--- GIVEN ENTRIES ---
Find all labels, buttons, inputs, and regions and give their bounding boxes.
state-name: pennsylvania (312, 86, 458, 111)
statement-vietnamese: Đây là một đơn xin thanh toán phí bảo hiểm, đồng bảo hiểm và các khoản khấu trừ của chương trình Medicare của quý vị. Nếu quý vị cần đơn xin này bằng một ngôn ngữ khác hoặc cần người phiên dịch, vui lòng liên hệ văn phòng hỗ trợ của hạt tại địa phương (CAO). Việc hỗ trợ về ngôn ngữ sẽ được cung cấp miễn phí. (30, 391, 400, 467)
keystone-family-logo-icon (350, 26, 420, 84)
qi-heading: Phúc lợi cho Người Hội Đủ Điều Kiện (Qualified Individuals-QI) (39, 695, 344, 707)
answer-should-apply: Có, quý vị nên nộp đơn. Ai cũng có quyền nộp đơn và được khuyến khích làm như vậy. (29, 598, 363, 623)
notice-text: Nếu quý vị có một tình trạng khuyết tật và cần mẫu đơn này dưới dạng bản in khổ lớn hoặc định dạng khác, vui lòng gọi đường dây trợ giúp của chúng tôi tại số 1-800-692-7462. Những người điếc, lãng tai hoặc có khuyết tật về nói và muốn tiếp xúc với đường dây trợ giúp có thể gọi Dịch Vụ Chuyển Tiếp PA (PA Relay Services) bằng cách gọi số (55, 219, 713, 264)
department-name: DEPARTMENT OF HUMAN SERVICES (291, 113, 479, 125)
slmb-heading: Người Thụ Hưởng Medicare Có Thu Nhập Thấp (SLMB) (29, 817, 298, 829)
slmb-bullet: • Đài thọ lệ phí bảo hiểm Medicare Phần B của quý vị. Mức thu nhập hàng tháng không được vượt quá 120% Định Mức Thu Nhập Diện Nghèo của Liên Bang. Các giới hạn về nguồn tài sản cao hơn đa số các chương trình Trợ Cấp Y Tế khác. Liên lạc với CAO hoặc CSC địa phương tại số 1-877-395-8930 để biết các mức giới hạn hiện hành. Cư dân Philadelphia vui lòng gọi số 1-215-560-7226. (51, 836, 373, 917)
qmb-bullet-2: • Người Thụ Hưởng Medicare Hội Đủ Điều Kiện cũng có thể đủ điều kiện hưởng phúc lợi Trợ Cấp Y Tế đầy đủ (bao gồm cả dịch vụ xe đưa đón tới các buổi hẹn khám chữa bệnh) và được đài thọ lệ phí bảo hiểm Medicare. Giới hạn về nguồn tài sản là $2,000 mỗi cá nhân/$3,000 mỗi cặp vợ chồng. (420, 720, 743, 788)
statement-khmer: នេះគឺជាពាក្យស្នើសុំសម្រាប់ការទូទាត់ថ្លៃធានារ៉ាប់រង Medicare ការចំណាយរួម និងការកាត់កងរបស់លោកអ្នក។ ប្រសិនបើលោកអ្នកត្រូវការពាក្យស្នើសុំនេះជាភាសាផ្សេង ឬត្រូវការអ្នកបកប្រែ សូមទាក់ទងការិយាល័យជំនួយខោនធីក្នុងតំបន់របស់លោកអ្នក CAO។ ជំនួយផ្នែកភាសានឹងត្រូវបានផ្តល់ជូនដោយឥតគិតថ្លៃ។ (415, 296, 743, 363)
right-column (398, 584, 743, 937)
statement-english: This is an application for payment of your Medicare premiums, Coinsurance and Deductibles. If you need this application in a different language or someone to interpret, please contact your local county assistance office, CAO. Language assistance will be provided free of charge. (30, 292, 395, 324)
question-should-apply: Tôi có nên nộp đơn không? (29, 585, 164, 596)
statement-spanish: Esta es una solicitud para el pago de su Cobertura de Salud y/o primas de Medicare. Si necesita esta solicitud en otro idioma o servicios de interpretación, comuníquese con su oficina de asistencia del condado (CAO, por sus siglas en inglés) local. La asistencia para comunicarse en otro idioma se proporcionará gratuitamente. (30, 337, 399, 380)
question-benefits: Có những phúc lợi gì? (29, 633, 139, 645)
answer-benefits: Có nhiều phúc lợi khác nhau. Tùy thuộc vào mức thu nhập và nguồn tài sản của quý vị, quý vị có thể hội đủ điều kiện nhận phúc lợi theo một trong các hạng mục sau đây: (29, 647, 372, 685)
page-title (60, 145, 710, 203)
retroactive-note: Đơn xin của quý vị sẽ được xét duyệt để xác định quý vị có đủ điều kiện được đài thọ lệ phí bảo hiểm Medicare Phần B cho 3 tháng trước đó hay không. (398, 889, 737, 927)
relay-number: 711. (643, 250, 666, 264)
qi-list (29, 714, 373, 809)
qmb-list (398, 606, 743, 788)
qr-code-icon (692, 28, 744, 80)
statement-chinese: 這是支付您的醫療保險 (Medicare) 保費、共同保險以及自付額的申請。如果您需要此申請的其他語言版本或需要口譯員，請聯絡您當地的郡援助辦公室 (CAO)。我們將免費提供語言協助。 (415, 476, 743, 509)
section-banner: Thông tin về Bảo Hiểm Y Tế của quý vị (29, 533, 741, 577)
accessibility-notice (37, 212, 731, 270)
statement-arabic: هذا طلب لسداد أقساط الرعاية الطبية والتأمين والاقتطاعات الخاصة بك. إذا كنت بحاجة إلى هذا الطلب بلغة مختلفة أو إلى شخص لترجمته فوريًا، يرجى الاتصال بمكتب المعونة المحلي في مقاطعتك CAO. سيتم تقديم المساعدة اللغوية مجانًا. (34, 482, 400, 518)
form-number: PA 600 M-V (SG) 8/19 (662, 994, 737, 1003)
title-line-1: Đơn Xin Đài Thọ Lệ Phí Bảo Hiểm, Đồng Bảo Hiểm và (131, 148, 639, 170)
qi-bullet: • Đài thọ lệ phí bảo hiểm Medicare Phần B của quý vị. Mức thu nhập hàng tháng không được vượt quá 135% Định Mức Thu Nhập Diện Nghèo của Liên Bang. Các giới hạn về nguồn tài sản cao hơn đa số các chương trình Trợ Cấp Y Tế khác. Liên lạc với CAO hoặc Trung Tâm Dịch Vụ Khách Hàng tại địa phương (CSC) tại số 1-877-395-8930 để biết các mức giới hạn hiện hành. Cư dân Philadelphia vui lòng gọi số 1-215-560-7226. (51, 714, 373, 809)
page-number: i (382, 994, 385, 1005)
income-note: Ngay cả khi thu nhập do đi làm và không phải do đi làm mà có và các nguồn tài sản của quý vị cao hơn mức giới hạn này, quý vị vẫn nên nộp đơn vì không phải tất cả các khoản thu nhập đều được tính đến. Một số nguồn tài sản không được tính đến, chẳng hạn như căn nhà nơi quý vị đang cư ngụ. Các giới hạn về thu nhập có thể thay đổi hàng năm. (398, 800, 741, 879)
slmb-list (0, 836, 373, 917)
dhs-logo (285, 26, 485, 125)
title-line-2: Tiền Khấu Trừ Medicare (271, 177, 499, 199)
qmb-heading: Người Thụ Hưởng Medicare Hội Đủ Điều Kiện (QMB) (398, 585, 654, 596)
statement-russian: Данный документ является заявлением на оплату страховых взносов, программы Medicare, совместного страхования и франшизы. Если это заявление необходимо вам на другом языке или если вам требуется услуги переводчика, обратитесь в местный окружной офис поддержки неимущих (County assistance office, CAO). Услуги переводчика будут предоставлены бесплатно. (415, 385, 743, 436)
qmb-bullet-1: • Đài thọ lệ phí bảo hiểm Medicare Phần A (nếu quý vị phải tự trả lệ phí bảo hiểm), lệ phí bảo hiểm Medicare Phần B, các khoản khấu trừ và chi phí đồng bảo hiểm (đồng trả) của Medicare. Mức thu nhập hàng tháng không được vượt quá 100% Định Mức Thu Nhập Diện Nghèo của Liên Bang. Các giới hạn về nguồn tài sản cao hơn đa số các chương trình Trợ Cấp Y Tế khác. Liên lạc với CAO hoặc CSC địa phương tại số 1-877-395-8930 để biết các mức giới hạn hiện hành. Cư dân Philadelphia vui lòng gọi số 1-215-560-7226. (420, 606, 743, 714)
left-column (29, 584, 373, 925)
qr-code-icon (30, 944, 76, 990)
* * *
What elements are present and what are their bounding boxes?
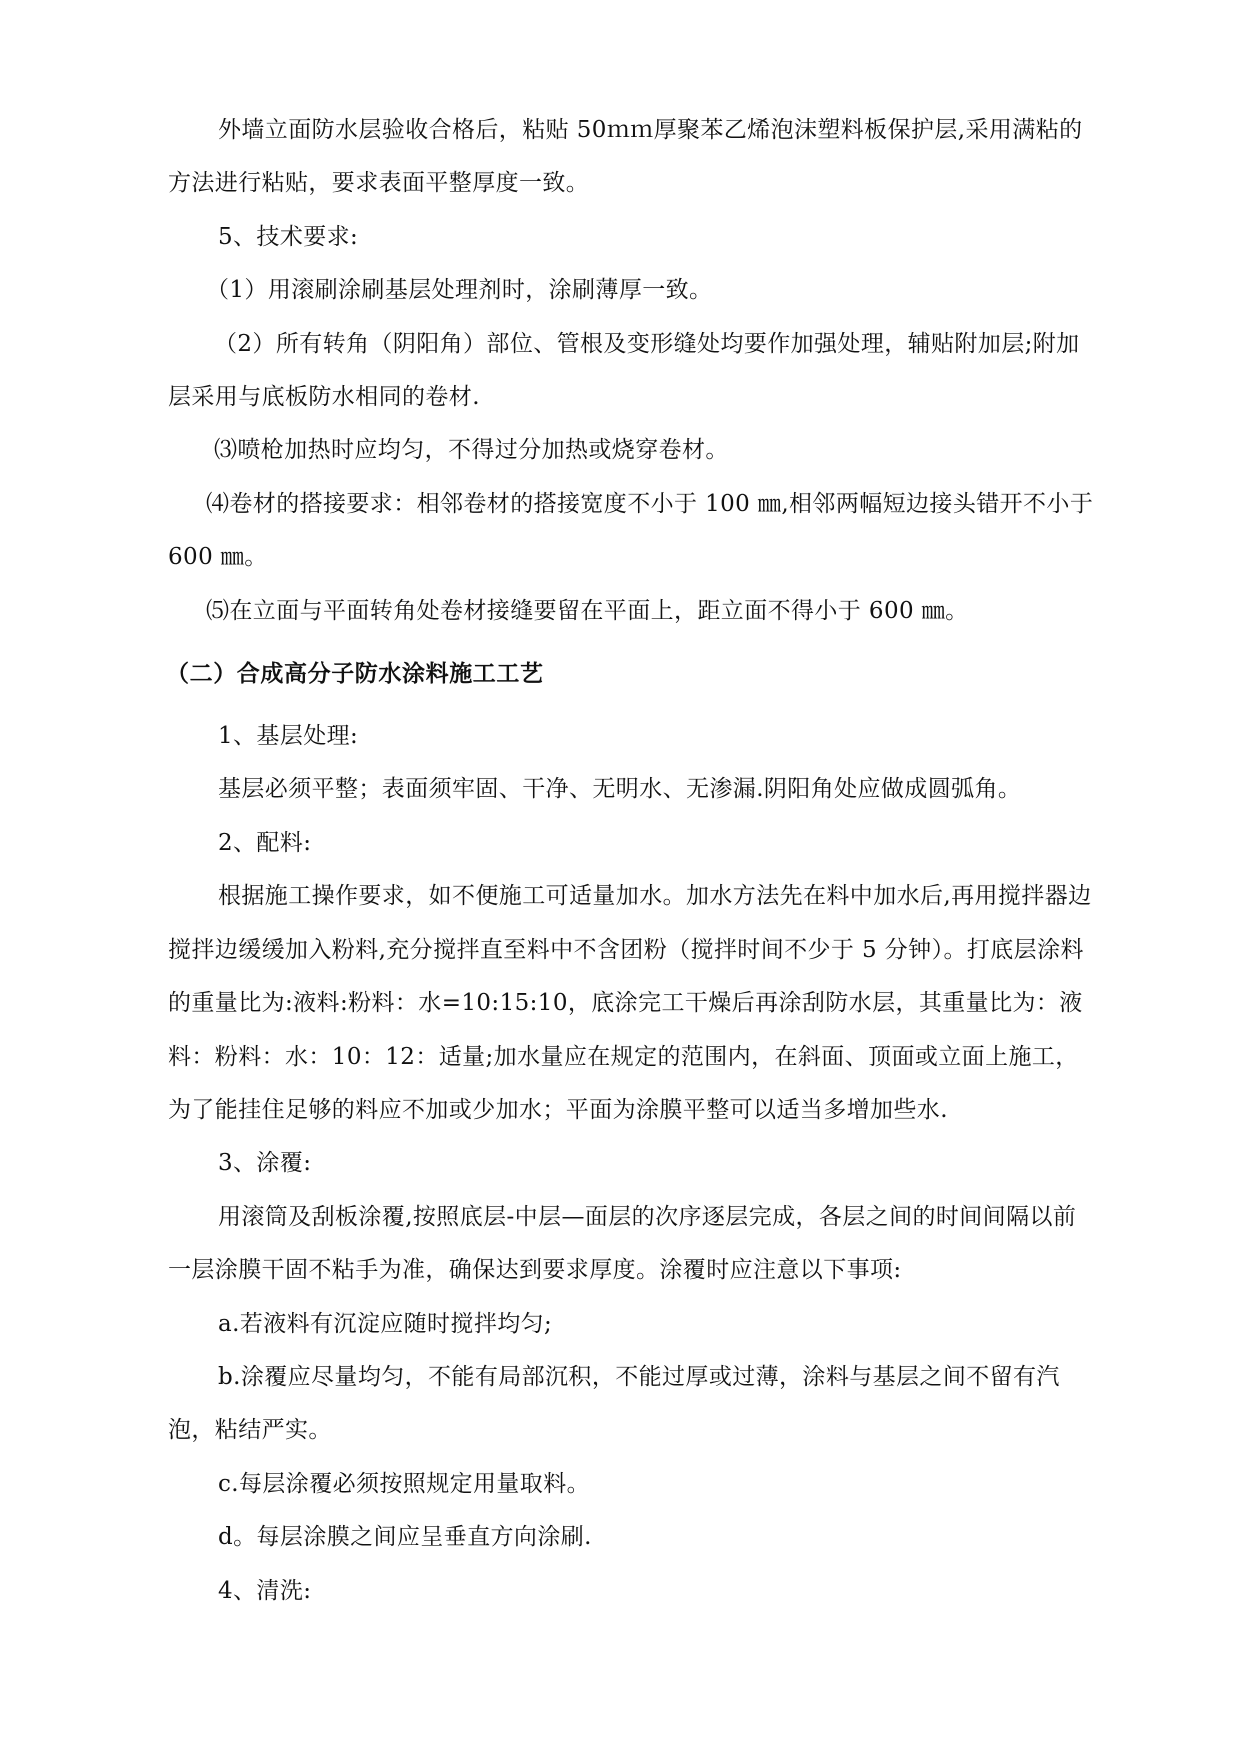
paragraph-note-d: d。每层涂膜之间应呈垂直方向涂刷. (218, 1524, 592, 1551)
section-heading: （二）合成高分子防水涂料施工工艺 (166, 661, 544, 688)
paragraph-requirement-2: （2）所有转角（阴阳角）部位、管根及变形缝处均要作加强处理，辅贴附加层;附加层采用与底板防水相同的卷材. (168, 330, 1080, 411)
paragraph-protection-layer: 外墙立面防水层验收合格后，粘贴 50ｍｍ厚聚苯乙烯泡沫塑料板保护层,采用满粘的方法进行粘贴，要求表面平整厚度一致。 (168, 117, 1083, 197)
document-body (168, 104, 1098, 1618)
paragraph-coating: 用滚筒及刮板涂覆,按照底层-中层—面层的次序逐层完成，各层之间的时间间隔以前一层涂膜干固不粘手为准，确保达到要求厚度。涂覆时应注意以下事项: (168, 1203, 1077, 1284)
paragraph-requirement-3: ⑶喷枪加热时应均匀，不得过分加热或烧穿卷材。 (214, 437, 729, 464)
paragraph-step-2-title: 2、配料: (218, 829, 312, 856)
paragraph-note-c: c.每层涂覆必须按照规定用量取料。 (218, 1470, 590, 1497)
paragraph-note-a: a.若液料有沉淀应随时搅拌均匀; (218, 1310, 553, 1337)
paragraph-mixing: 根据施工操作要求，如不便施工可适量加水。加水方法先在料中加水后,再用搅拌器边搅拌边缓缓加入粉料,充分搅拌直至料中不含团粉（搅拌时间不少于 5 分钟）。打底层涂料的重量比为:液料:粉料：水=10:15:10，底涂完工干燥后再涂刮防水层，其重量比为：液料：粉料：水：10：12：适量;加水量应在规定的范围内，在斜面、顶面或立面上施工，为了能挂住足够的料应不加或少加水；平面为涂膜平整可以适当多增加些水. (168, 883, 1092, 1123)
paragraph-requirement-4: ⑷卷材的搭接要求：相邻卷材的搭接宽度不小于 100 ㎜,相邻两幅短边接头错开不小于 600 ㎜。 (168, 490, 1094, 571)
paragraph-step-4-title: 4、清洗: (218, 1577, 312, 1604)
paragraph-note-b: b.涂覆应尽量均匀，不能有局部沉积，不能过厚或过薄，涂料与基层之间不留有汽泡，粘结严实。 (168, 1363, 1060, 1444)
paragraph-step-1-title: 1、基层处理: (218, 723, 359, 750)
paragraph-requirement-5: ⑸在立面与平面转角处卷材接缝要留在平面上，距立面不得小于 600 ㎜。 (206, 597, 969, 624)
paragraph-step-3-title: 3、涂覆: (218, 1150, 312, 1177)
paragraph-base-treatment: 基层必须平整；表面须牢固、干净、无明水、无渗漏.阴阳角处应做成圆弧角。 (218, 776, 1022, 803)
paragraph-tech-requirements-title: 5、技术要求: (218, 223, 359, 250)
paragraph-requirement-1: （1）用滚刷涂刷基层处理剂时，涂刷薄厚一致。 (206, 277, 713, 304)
...
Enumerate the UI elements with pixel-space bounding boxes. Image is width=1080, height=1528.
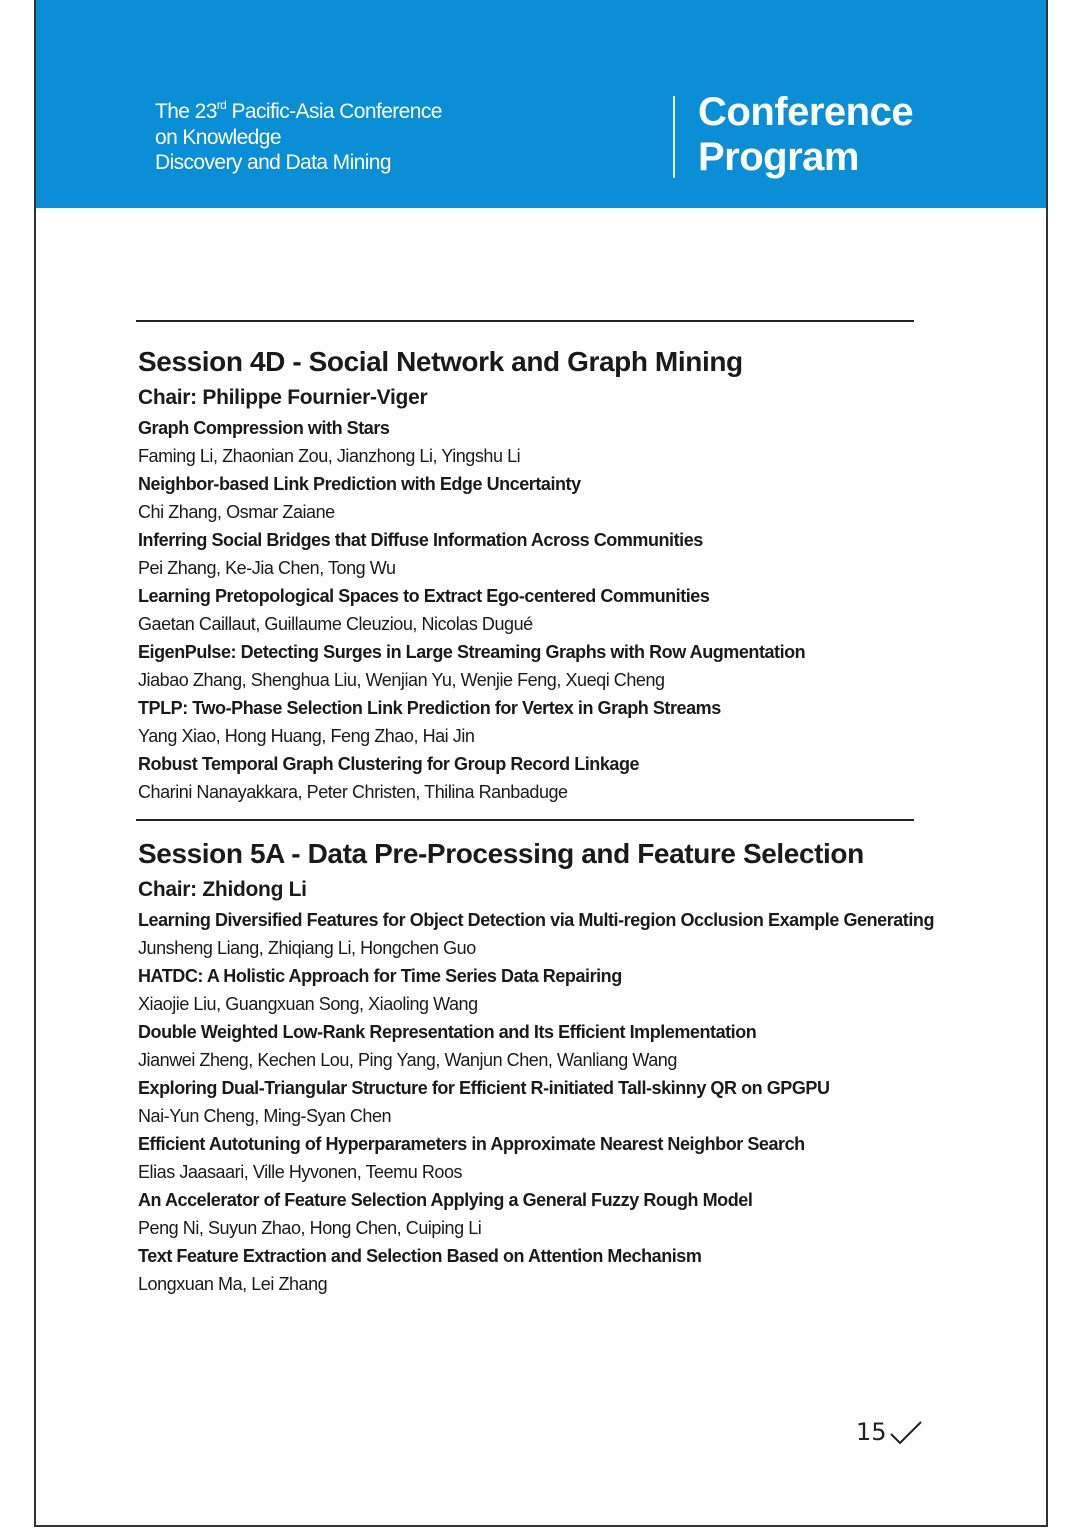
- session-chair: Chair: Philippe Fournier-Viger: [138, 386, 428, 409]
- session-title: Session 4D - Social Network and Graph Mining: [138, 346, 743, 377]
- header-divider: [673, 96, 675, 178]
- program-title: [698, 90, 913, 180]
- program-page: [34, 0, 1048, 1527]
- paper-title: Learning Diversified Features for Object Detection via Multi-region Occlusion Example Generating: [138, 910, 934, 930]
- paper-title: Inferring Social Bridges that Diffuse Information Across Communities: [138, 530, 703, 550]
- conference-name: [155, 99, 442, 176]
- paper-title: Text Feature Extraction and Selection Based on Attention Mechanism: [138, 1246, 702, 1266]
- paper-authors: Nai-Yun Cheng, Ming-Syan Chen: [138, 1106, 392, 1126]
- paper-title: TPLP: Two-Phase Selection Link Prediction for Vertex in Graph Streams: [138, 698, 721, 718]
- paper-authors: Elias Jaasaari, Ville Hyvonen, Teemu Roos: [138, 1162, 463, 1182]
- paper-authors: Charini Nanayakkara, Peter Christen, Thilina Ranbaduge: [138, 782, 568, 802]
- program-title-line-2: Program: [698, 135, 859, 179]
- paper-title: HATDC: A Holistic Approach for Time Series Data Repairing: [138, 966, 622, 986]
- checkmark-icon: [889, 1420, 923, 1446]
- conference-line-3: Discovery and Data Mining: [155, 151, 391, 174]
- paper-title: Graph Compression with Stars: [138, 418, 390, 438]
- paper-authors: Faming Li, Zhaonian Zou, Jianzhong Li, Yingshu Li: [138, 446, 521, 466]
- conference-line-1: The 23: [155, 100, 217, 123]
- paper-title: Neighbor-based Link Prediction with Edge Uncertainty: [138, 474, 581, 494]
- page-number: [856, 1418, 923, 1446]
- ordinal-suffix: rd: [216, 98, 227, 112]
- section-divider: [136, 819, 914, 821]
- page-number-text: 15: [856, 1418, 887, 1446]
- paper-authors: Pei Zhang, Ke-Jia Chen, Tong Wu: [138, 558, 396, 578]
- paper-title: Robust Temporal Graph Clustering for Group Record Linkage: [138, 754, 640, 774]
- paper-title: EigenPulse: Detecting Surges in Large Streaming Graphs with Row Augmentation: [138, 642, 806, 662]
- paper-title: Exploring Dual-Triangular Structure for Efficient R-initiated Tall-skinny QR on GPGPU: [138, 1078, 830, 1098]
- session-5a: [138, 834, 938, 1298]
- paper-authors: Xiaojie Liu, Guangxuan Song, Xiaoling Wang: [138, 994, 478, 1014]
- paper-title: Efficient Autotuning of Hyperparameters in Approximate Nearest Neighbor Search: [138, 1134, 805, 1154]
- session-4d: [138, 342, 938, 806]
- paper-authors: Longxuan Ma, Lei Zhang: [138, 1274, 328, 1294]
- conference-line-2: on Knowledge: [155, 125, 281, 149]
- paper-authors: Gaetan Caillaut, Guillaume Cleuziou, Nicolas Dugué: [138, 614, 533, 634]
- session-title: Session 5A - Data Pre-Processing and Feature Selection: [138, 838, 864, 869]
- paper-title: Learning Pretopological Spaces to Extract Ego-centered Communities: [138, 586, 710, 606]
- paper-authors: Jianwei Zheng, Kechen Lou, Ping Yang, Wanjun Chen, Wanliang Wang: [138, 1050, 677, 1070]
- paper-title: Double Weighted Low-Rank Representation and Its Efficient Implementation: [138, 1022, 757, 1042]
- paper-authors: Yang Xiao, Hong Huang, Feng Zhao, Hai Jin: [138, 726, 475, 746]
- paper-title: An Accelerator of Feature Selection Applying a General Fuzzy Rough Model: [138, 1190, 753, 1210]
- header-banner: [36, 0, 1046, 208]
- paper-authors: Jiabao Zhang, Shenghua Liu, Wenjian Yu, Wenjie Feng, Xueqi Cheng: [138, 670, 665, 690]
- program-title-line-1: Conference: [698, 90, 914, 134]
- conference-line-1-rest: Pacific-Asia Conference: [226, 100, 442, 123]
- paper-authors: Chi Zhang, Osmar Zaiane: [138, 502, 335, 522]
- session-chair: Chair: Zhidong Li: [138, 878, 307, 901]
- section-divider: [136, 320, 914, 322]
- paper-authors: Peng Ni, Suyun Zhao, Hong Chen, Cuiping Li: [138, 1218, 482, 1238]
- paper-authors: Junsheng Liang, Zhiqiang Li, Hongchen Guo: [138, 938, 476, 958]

--- WHAT TO PRODUCE ---
Copy the records from the line containing "paragraph-note-d: d。每层涂膜之间应呈垂直方向涂刷. (218, 1524, 592, 1551)" through the line containing "paragraph-note-a: a.若液料有沉淀应随时搅拌均匀; (218, 1310, 553, 1337)", keeping every character as it appears.

--- FINAL ANSWER ---
paragraph-note-d: d。每层涂膜之间应呈垂直方向涂刷. (218, 1524, 592, 1551)
section-heading: （二）合成高分子防水涂料施工工艺 (166, 661, 544, 688)
paragraph-requirement-2: （2）所有转角（阴阳角）部位、管根及变形缝处均要作加强处理，辅贴附加层;附加层采用与底板防水相同的卷材. (168, 330, 1080, 411)
paragraph-protection-layer: 外墙立面防水层验收合格后，粘贴 50ｍｍ厚聚苯乙烯泡沫塑料板保护层,采用满粘的方法进行粘贴，要求表面平整厚度一致。 (168, 117, 1083, 197)
document-body (168, 104, 1098, 1618)
paragraph-coating: 用滚筒及刮板涂覆,按照底层-中层—面层的次序逐层完成，各层之间的时间间隔以前一层涂膜干固不粘手为准，确保达到要求厚度。涂覆时应注意以下事项: (168, 1203, 1077, 1284)
paragraph-requirement-3: ⑶喷枪加热时应均匀，不得过分加热或烧穿卷材。 (214, 437, 729, 464)
paragraph-step-2-title: 2、配料: (218, 829, 312, 856)
paragraph-note-c: c.每层涂覆必须按照规定用量取料。 (218, 1470, 590, 1497)
paragraph-note-a: a.若液料有沉淀应随时搅拌均匀; (218, 1310, 553, 1337)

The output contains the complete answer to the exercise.